Problem statement:
Each entry below should be reproduced character for character.

Extracted data entries:

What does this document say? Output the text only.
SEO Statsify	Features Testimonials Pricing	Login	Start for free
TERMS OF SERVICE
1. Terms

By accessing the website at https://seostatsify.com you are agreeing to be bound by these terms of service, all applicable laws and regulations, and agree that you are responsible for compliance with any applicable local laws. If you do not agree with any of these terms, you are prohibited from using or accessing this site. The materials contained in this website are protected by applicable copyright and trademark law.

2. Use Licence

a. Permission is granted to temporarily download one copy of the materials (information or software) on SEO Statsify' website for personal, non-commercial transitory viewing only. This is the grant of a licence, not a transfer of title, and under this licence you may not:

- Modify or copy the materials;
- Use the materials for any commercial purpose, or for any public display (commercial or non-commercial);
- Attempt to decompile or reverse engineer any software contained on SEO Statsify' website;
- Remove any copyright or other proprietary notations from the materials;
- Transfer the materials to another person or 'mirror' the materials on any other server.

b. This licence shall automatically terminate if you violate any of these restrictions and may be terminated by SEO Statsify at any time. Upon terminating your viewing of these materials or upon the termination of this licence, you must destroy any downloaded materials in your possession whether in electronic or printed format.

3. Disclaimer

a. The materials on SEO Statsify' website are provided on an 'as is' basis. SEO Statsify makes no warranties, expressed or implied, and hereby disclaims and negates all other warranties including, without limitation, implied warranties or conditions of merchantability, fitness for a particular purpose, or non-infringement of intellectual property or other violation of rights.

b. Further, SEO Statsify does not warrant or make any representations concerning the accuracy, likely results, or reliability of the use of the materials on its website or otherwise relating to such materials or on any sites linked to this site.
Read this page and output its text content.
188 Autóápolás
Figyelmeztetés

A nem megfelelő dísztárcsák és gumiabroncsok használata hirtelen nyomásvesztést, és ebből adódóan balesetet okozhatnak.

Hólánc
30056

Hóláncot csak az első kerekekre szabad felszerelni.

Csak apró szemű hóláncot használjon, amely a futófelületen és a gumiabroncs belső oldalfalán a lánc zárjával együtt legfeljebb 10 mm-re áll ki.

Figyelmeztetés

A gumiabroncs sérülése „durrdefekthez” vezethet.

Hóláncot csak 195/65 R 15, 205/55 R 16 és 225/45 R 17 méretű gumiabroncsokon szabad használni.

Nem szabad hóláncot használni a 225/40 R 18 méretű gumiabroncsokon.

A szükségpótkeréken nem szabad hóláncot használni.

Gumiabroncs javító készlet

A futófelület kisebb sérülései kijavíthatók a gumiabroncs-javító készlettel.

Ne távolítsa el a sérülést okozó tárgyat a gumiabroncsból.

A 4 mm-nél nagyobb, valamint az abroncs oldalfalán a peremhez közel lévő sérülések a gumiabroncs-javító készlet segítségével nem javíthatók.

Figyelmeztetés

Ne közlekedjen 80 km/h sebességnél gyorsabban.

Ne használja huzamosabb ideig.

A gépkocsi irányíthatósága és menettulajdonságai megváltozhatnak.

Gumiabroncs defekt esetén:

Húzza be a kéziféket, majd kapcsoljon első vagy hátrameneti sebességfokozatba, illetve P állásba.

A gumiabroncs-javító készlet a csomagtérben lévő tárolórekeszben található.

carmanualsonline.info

Answer for this exercise:
What does this document say? Output the text only.
SEO Statsify	Features Testimonials Pricing	Login	Start for free
TERMS OF SERVICE
1. Terms

By accessing the website at https://seostatsify.com you are agreeing to be bound by these terms of service, all applicable laws and regulations, and agree that you are responsible for compliance with any applicable local laws. If you do not agree with any of these terms, you are prohibited from using or accessing this site. The materials contained in this website are protected by applicable copyright and trademark law.

2. Use Licence

a. Permission is granted to temporarily download one copy of the materials (information or software) on SEO Statsify' website for personal, non-commercial transitory viewing only. This is the grant of a licence, not a transfer of title, and under this licence you may not:

- Modify or copy the materials;
- Use the materials for any commercial purpose, or for any public display (commercial or non-commercial);
- Attempt to decompile or reverse engineer any software contained on SEO Statsify' website;
- Remove any copyright or other proprietary notations from the materials;
- Transfer the materials to another person or 'mirror' the materials on any other server.

b. This licence shall automatically terminate if you violate any of these restrictions and may be terminated by SEO Statsify at any time. Upon terminating your viewing of these materials or upon the termination of this licence, you must destroy any downloaded materials in your possession whether in electronic or printed format.

3. Disclaimer

a. The materials on SEO Statsify' website are provided on an 'as is' basis. SEO Statsify makes no warranties, expressed or implied, and hereby disclaims and negates all other warranties including, without limitation, implied warranties or conditions of merchantability, fitness for a particular purpose, or non-infringement of intellectual property or other violation of rights.

b. Further, SEO Statsify does not warrant or make any representations concerning the accuracy, likely results, or reliability of the use of the materials on its website or otherwise relating to such materials or on any sites linked to this site.
Read this page and output its text content.
188 Autóápolás
Figyelmeztetés

A nem megfelelő dísztárcsák és gumiabroncsok használata hirtelen nyomásvesztést, és ebből adódóan balesetet okozhatnak.

Hólánc
30056

Hóláncot csak az első kerekekre szabad felszerelni.

Csak apró szemű hóláncot használjon, amely a futófelületen és a gumiabroncs belső oldalfalán a lánc zárjával együtt legfeljebb 10 mm-re áll ki.

Figyelmeztetés

A gumiabroncs sérülése „durrdefekthez” vezethet.

Hóláncot csak 195/65 R 15, 205/55 R 16 és 225/45 R 17 méretű gumiabroncsokon szabad használni.

Nem szabad hóláncot használni a 225/40 R 18 méretű gumiabroncsokon.

A szükségpótkeréken nem szabad hóláncot használni.

Gumiabroncs javító készlet

A futófelület kisebb sérülései kijavíthatók a gumiabroncs-javító készlettel.

Ne távolítsa el a sérülést okozó tárgyat a gumiabroncsból.

A 4 mm-nél nagyobb, valamint az abroncs oldalfalán a peremhez közel lévő sérülések a gumiabroncs-javító készlet segítségével nem javíthatók.

Figyelmeztetés

Ne közlekedjen 80 km/h sebességnél gyorsabban.

Ne használja huzamosabb ideig.

A gépkocsi irányíthatósága és menettulajdonságai megváltozhatnak.

Gumiabroncs defekt esetén:

Húzza be a kéziféket, majd kapcsoljon első vagy hátrameneti sebességfokozatba, illetve P állásba.

A gumiabroncs-javító készlet a csomagtérben lévő tárolórekeszben található.

carmanualsonline.info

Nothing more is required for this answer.